━━━ EXERCISE MATERIALS

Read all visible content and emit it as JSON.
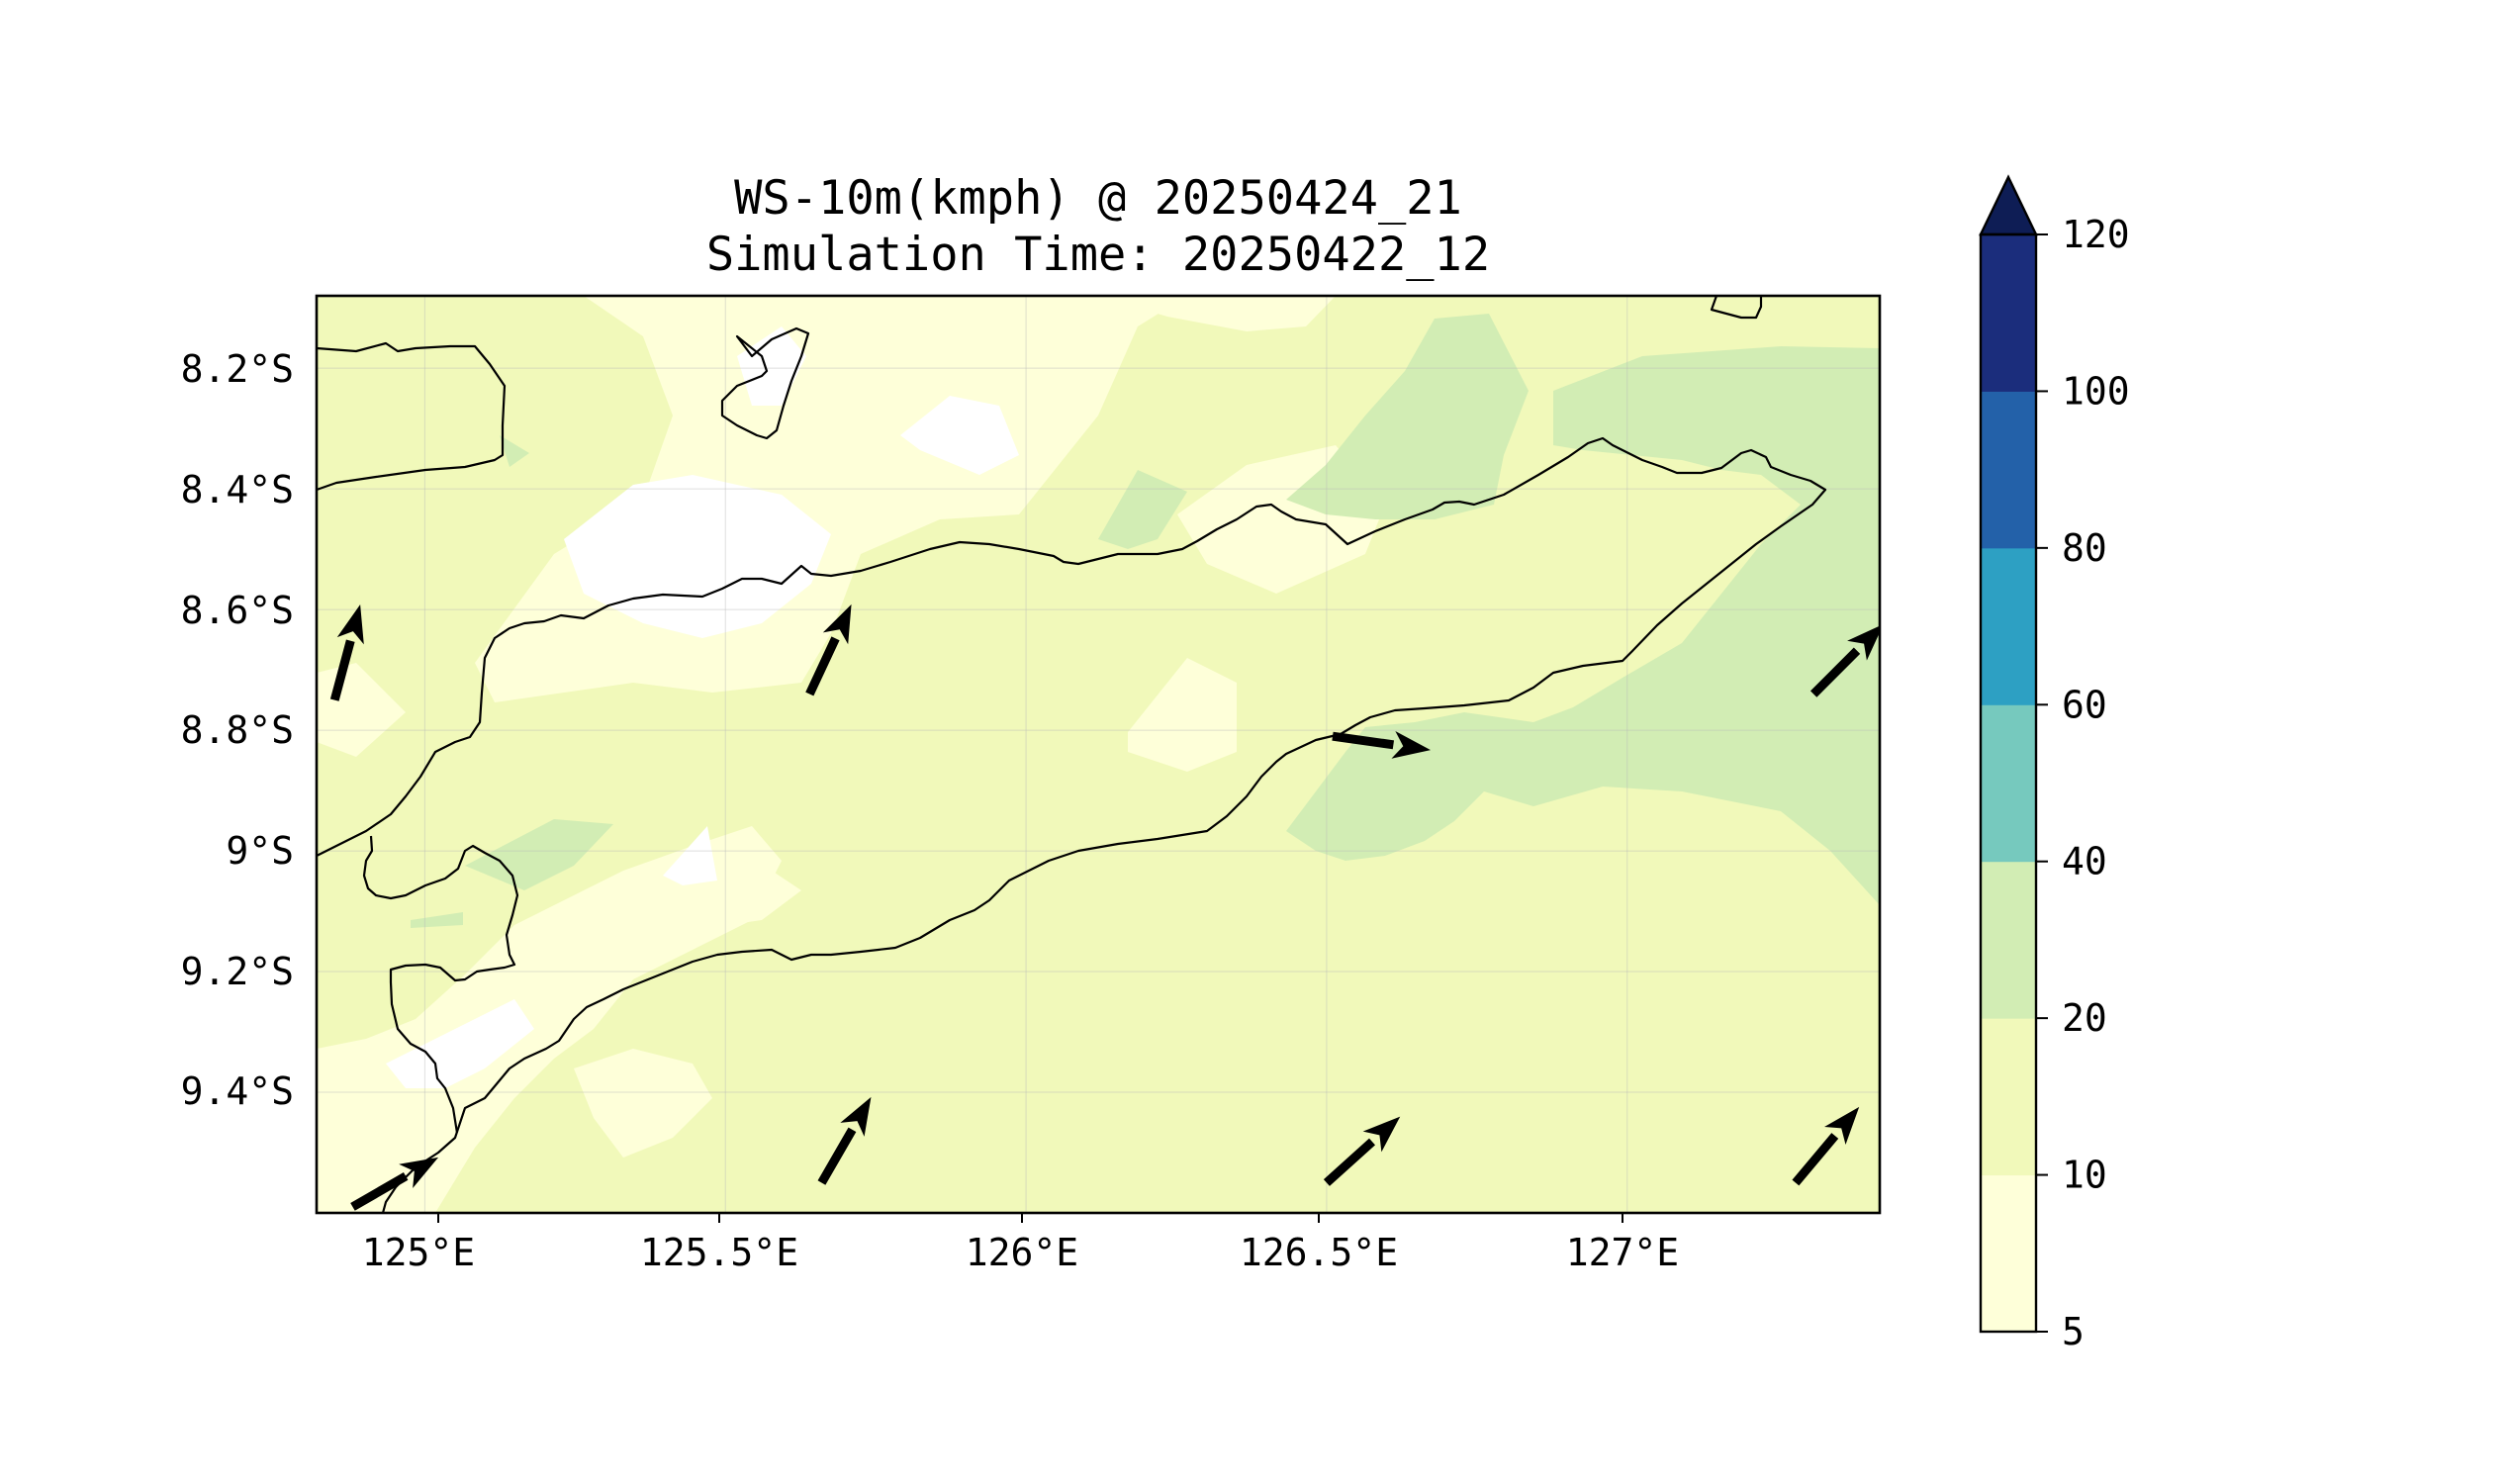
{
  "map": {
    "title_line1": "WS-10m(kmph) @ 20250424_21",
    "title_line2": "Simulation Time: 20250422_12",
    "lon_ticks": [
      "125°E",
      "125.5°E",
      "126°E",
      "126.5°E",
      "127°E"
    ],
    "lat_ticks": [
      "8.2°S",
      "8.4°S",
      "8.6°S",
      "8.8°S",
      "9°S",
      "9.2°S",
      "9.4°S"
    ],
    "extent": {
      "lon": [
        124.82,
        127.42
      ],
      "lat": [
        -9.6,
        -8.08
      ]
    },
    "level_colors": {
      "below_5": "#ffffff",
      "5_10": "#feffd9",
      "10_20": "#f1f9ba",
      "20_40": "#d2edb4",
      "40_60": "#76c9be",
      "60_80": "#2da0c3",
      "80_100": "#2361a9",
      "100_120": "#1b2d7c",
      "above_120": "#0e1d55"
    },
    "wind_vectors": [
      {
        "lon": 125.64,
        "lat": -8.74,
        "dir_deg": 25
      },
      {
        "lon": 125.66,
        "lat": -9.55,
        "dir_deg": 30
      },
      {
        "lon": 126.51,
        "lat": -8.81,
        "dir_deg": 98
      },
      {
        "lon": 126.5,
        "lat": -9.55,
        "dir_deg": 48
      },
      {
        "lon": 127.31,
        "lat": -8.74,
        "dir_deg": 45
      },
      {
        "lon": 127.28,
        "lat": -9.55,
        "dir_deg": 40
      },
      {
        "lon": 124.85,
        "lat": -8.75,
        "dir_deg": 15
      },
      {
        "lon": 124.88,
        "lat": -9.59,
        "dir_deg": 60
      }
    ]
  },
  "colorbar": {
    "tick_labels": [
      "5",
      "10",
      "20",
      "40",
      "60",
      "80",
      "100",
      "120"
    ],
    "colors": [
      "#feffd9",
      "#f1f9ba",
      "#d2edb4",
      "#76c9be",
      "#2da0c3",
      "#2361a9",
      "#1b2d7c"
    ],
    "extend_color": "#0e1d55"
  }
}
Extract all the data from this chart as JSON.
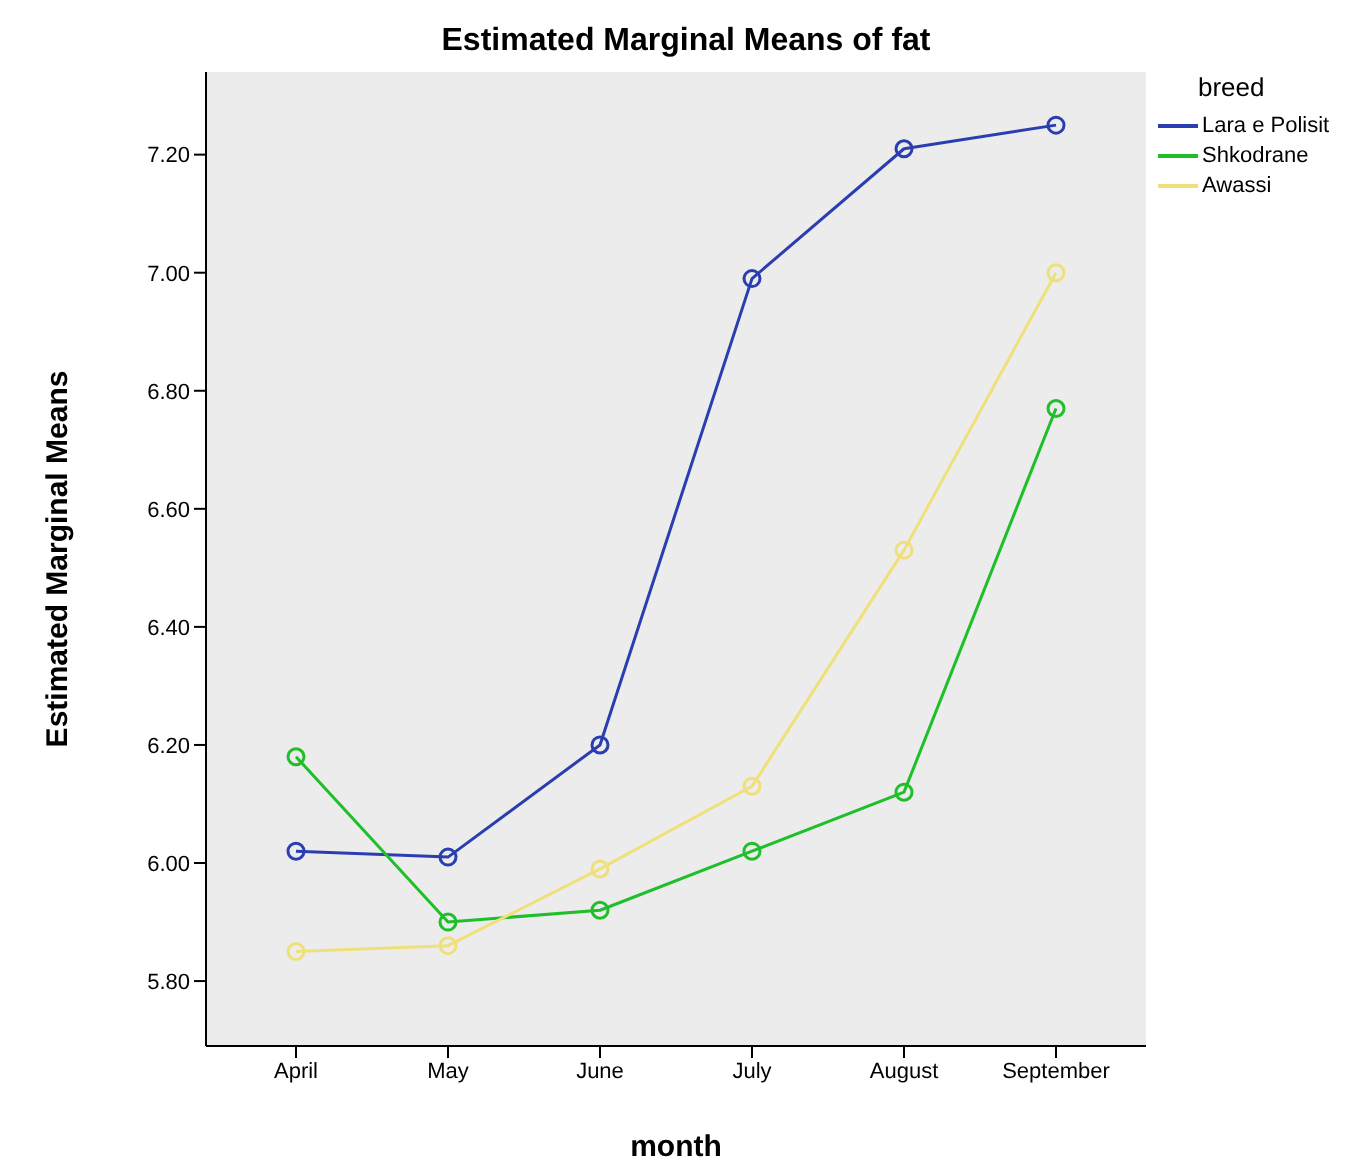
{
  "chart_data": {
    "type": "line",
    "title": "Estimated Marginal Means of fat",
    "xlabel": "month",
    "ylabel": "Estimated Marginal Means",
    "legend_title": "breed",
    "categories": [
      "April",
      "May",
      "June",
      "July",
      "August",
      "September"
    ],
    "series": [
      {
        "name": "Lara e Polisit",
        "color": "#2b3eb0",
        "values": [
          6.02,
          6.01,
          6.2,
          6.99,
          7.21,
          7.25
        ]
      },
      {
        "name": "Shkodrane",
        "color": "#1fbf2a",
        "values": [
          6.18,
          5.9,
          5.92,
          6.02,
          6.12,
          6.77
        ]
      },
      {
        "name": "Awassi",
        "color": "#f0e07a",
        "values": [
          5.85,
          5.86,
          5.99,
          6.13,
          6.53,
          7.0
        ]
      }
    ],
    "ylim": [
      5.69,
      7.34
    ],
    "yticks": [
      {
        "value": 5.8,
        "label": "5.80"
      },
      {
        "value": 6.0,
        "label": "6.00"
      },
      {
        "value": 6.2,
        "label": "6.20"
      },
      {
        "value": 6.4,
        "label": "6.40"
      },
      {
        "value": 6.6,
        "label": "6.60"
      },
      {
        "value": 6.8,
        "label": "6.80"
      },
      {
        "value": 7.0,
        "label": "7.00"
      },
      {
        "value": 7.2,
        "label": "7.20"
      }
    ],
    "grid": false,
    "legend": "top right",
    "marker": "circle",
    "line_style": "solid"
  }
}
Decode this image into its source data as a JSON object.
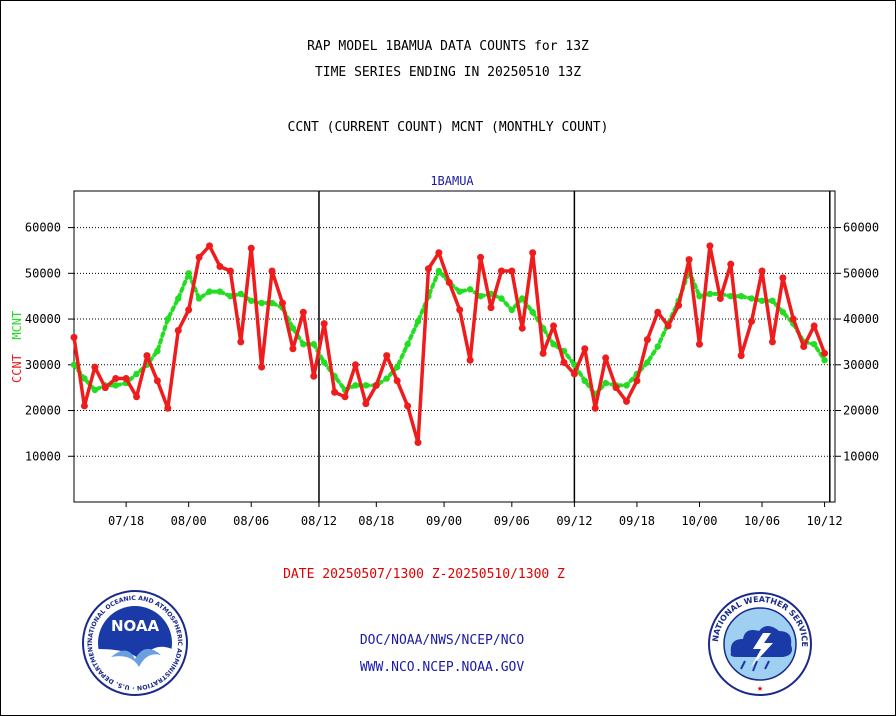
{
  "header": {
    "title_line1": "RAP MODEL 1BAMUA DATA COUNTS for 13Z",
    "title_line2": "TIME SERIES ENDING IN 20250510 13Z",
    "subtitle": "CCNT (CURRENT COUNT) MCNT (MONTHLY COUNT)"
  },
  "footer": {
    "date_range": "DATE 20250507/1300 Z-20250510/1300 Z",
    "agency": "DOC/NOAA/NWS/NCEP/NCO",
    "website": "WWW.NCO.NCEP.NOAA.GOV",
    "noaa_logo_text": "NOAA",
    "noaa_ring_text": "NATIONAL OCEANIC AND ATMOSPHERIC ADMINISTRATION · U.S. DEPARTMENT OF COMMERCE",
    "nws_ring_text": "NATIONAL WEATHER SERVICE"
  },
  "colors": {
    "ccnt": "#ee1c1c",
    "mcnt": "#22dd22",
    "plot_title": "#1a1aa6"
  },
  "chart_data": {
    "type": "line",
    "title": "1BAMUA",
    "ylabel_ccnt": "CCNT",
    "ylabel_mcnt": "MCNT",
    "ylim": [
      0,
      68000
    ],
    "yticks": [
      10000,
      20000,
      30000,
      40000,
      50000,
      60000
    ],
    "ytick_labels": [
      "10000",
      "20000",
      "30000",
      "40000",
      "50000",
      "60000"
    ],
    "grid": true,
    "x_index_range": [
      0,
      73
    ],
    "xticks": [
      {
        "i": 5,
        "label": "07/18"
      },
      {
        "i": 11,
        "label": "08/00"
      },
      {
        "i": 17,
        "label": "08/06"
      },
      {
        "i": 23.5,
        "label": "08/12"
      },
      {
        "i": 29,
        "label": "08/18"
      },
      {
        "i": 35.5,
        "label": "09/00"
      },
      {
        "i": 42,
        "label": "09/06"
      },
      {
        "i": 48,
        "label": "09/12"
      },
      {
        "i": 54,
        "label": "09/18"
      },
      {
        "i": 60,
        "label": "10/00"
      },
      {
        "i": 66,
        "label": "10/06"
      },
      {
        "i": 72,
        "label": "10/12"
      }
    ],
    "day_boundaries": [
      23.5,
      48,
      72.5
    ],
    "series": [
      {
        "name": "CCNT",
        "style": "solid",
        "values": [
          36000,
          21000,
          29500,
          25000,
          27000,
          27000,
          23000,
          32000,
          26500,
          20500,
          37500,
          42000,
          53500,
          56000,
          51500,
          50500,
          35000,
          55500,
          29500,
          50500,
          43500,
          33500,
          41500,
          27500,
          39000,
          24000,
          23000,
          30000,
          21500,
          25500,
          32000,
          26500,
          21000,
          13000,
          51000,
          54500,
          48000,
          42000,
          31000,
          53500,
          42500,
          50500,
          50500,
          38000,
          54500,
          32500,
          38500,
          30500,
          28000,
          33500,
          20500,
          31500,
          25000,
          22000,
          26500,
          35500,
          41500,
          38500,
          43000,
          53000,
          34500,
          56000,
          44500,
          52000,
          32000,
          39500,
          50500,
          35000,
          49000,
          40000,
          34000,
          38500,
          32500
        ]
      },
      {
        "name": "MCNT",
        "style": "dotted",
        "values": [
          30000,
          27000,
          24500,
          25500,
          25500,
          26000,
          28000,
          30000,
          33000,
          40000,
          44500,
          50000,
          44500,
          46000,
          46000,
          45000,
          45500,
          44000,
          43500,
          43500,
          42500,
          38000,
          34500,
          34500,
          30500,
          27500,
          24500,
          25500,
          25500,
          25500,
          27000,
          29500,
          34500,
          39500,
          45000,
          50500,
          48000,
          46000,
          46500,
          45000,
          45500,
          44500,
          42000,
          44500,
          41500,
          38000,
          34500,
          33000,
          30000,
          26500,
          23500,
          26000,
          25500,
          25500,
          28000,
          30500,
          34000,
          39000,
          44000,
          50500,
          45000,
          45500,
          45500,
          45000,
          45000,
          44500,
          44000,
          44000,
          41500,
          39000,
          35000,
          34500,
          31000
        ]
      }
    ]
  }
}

━━━━━━

REQUIREMENTS: Identify every line above with the string "Means" in it. Copy those lines.

SOLUTION FOR THIS TASK:
    "title": "Estimated Marginal Means of fat",
    "ylabel": "Estimated Marginal Means",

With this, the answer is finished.